Figure record extracts:
****************

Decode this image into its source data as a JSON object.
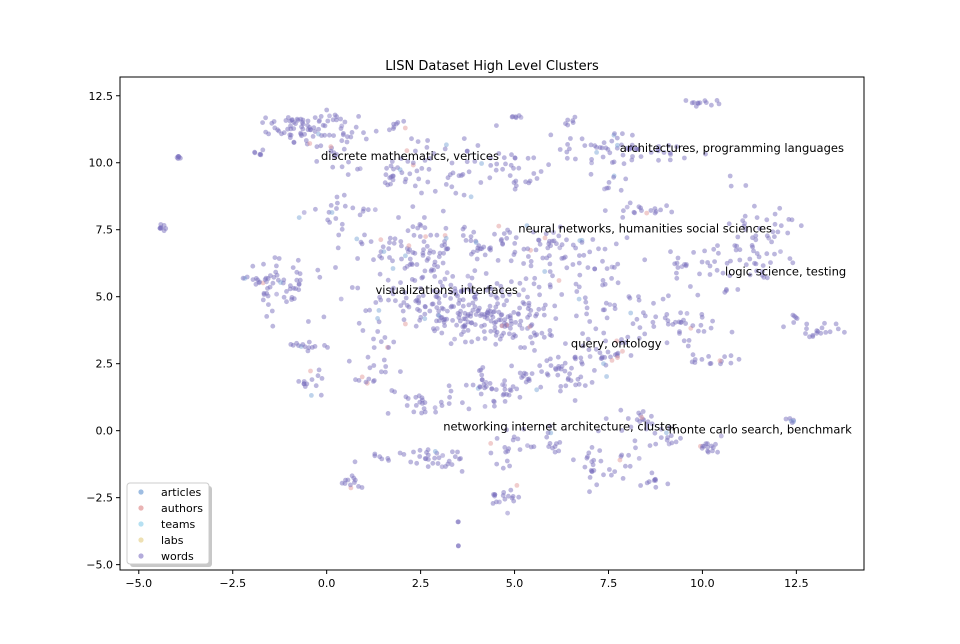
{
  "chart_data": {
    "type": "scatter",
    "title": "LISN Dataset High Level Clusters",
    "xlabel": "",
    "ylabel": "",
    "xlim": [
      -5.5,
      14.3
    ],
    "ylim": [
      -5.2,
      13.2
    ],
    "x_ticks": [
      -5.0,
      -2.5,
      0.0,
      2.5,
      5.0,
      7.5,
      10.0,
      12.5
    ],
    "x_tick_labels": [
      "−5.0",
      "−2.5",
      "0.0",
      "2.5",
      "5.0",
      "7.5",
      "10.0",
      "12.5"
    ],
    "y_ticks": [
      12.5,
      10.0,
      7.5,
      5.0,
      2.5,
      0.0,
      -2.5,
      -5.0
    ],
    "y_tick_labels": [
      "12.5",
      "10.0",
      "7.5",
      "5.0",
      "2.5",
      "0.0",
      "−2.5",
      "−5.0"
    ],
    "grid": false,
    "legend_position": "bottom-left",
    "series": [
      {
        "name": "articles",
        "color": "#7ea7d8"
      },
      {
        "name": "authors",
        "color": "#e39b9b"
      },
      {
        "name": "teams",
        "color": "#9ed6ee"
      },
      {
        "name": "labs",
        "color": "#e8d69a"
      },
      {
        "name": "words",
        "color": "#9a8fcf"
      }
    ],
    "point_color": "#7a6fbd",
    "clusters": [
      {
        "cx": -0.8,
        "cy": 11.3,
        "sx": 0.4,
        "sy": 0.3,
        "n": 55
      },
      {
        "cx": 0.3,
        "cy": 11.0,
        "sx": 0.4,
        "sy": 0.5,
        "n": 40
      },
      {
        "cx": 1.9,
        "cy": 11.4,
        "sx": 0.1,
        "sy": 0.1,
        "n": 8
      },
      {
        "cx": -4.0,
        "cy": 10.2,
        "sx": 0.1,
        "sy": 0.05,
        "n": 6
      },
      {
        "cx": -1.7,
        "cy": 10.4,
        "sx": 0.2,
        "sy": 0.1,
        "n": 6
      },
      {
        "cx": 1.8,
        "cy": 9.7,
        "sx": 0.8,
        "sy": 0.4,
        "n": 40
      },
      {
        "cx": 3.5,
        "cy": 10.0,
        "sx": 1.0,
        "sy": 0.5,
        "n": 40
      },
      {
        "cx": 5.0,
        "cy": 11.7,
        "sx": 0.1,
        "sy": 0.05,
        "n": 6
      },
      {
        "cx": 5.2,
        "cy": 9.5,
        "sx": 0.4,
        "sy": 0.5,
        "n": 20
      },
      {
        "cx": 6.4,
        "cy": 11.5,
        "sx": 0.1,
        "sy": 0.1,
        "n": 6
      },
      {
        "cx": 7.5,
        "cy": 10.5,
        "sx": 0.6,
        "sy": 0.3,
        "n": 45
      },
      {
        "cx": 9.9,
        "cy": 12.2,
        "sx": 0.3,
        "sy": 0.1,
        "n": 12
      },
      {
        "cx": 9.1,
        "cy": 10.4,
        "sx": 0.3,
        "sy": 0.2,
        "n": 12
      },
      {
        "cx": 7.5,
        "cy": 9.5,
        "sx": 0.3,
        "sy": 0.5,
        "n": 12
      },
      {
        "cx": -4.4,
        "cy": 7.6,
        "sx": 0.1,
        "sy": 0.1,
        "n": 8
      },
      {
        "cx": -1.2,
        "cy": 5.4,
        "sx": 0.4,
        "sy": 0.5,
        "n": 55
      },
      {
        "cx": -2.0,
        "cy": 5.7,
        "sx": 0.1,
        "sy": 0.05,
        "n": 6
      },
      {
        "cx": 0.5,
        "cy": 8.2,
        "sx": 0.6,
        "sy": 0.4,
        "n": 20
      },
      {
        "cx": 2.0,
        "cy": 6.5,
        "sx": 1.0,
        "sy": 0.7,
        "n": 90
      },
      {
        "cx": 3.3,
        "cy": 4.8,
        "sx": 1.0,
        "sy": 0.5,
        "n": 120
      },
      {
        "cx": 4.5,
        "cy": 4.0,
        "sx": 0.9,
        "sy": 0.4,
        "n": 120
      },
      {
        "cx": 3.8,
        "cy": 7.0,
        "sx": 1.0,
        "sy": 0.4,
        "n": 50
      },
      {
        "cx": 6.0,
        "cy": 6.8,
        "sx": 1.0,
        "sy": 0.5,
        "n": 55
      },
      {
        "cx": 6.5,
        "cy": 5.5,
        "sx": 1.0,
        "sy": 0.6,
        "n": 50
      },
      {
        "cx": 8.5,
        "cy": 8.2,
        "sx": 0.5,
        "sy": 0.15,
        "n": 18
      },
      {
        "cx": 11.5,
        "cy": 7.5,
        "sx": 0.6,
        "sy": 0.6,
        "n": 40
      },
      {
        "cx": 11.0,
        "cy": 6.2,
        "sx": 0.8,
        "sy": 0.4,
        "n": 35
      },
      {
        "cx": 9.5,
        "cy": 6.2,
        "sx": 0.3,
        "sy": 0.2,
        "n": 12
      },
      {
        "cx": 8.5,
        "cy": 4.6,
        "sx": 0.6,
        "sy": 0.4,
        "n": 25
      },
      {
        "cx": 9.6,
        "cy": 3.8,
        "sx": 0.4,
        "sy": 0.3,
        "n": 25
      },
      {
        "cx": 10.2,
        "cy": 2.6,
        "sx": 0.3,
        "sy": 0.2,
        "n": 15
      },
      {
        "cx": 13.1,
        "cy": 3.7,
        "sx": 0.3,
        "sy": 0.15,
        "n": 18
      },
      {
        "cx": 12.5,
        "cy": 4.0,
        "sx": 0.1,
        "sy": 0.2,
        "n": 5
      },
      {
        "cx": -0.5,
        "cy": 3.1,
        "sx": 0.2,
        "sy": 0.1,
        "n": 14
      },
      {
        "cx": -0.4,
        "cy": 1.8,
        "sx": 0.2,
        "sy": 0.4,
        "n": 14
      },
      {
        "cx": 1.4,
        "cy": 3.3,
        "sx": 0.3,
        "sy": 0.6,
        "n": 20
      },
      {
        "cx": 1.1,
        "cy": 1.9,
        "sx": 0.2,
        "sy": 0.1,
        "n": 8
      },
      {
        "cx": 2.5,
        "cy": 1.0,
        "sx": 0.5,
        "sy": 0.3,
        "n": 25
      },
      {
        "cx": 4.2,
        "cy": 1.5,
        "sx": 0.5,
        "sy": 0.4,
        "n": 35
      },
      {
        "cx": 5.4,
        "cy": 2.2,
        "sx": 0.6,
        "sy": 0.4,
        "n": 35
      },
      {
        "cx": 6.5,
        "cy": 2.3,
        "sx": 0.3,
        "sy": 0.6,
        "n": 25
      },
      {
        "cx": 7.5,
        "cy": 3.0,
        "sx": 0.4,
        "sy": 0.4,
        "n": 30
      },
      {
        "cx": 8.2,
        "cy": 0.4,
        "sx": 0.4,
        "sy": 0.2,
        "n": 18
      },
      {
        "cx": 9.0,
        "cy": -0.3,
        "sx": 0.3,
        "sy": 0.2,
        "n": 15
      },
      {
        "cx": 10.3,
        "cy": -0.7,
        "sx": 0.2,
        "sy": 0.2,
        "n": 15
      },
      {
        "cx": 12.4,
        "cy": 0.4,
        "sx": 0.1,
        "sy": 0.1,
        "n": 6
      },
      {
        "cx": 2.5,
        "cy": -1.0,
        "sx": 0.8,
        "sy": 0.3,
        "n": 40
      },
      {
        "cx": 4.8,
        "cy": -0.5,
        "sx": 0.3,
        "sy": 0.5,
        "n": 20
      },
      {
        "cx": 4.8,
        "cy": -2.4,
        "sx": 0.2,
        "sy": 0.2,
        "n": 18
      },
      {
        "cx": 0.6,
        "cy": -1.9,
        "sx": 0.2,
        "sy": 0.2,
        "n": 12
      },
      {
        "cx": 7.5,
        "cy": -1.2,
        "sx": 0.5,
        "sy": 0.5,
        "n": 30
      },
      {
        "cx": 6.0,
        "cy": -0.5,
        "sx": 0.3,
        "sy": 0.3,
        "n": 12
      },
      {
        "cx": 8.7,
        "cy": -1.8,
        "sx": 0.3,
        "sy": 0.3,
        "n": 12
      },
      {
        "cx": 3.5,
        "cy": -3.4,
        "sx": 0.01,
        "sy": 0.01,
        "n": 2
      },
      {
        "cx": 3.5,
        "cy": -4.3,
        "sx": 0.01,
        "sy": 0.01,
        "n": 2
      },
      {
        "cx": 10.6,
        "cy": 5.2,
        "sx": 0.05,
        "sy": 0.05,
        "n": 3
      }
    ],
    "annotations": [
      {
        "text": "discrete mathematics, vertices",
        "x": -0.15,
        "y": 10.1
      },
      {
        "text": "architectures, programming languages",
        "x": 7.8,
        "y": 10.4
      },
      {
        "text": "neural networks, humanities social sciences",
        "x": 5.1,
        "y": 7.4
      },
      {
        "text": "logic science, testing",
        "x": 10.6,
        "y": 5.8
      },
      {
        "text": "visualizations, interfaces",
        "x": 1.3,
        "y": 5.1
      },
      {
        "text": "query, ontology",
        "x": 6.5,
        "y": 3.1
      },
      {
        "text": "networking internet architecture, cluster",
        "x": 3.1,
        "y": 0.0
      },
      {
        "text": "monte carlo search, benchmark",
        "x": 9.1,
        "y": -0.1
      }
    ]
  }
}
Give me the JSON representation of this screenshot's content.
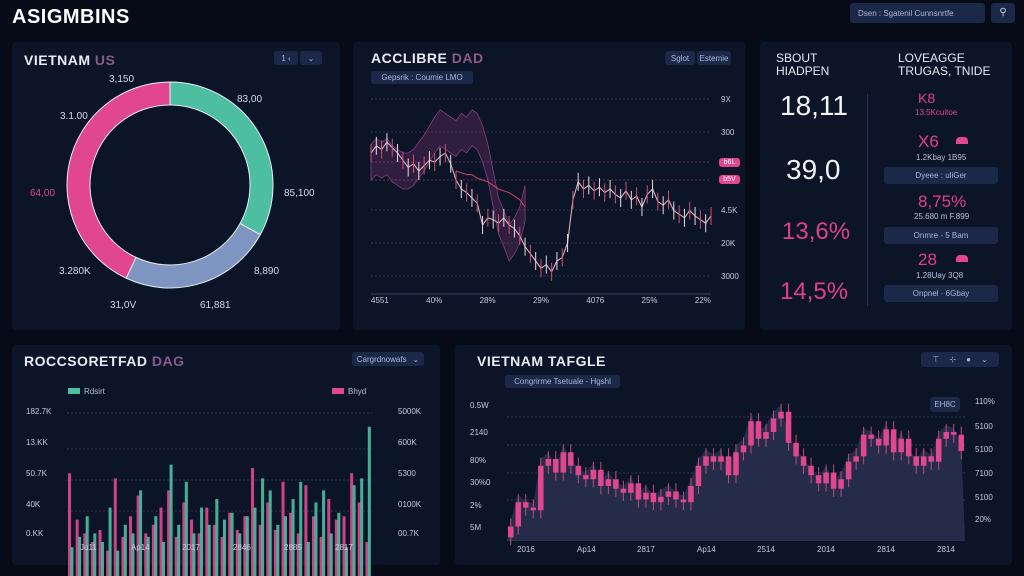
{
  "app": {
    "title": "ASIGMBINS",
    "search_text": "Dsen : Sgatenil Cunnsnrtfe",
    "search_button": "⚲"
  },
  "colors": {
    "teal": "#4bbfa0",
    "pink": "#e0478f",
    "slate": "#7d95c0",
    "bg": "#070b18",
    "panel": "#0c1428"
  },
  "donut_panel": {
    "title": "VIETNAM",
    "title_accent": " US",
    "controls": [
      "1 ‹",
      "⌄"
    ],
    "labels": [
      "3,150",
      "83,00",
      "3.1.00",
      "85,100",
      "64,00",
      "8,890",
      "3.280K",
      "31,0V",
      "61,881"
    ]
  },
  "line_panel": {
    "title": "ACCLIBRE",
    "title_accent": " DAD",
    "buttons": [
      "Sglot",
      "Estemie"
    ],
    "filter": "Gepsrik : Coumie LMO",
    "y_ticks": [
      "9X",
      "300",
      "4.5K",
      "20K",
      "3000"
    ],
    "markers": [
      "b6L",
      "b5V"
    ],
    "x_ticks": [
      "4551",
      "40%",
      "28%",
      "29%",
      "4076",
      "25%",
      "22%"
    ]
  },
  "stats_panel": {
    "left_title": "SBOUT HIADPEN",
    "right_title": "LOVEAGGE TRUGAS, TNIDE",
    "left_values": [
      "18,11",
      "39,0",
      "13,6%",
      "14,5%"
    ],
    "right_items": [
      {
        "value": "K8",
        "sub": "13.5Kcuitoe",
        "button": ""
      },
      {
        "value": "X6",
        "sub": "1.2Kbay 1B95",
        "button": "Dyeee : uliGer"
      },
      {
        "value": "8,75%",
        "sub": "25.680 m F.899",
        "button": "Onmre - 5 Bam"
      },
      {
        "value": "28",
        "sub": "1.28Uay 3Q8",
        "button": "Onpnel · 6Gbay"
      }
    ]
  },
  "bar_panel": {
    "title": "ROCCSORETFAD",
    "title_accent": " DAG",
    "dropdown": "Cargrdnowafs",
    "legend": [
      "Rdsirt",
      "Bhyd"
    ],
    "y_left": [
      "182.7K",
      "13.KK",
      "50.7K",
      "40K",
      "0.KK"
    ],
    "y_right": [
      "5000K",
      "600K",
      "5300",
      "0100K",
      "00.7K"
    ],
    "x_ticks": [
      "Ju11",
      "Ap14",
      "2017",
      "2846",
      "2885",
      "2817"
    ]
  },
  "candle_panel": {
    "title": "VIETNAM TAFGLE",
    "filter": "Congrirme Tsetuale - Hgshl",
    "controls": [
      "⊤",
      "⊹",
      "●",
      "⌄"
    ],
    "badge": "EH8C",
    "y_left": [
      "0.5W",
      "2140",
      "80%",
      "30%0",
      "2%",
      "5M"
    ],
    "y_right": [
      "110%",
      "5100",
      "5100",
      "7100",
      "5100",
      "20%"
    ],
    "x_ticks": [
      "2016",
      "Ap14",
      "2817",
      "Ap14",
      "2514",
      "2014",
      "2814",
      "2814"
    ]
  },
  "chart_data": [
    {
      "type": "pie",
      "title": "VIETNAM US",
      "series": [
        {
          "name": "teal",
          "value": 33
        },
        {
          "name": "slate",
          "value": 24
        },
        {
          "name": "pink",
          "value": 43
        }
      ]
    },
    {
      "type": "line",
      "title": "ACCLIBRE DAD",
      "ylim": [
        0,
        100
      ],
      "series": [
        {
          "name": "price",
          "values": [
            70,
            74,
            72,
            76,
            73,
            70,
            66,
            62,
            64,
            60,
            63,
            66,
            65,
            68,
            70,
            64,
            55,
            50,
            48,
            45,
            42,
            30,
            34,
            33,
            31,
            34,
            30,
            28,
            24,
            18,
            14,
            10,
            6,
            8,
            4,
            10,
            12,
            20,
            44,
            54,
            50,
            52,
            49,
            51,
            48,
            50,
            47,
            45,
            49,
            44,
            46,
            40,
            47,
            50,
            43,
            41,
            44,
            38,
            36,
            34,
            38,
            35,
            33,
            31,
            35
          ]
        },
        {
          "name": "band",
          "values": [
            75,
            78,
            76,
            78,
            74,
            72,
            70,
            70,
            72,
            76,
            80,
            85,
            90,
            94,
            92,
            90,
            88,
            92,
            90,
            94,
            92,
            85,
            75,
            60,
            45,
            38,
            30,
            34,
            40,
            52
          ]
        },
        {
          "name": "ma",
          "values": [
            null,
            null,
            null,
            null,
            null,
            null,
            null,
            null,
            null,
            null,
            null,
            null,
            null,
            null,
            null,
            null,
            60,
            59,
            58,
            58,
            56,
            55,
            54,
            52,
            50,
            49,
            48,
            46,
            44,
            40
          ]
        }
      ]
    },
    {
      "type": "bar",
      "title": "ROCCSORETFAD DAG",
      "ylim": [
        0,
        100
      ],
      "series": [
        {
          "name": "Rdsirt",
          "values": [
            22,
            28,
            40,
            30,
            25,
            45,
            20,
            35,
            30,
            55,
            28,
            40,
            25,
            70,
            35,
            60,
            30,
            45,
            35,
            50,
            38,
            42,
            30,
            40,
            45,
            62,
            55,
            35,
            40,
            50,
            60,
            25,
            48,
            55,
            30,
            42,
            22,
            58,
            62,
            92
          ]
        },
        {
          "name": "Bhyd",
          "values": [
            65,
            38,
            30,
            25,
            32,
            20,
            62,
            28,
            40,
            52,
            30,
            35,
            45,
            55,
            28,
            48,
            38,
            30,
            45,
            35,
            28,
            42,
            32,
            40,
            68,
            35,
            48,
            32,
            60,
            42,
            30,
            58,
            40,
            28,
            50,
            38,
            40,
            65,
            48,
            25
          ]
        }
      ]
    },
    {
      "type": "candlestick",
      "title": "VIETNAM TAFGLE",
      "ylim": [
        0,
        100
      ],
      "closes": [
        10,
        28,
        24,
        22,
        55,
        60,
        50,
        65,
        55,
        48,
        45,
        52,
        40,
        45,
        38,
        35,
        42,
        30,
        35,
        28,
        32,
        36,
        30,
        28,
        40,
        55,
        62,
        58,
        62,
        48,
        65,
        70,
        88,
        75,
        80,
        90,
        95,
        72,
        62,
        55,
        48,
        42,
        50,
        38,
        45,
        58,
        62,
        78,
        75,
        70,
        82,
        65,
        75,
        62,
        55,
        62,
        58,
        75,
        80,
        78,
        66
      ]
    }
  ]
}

****************

Description of the task ▸
Pick out the lines containing the string "ROCCSORETFAD" and show them.

Correct output ▸
    "title": "ROCCSORETFAD",
      "title": "ROCCSORETFAD DAG",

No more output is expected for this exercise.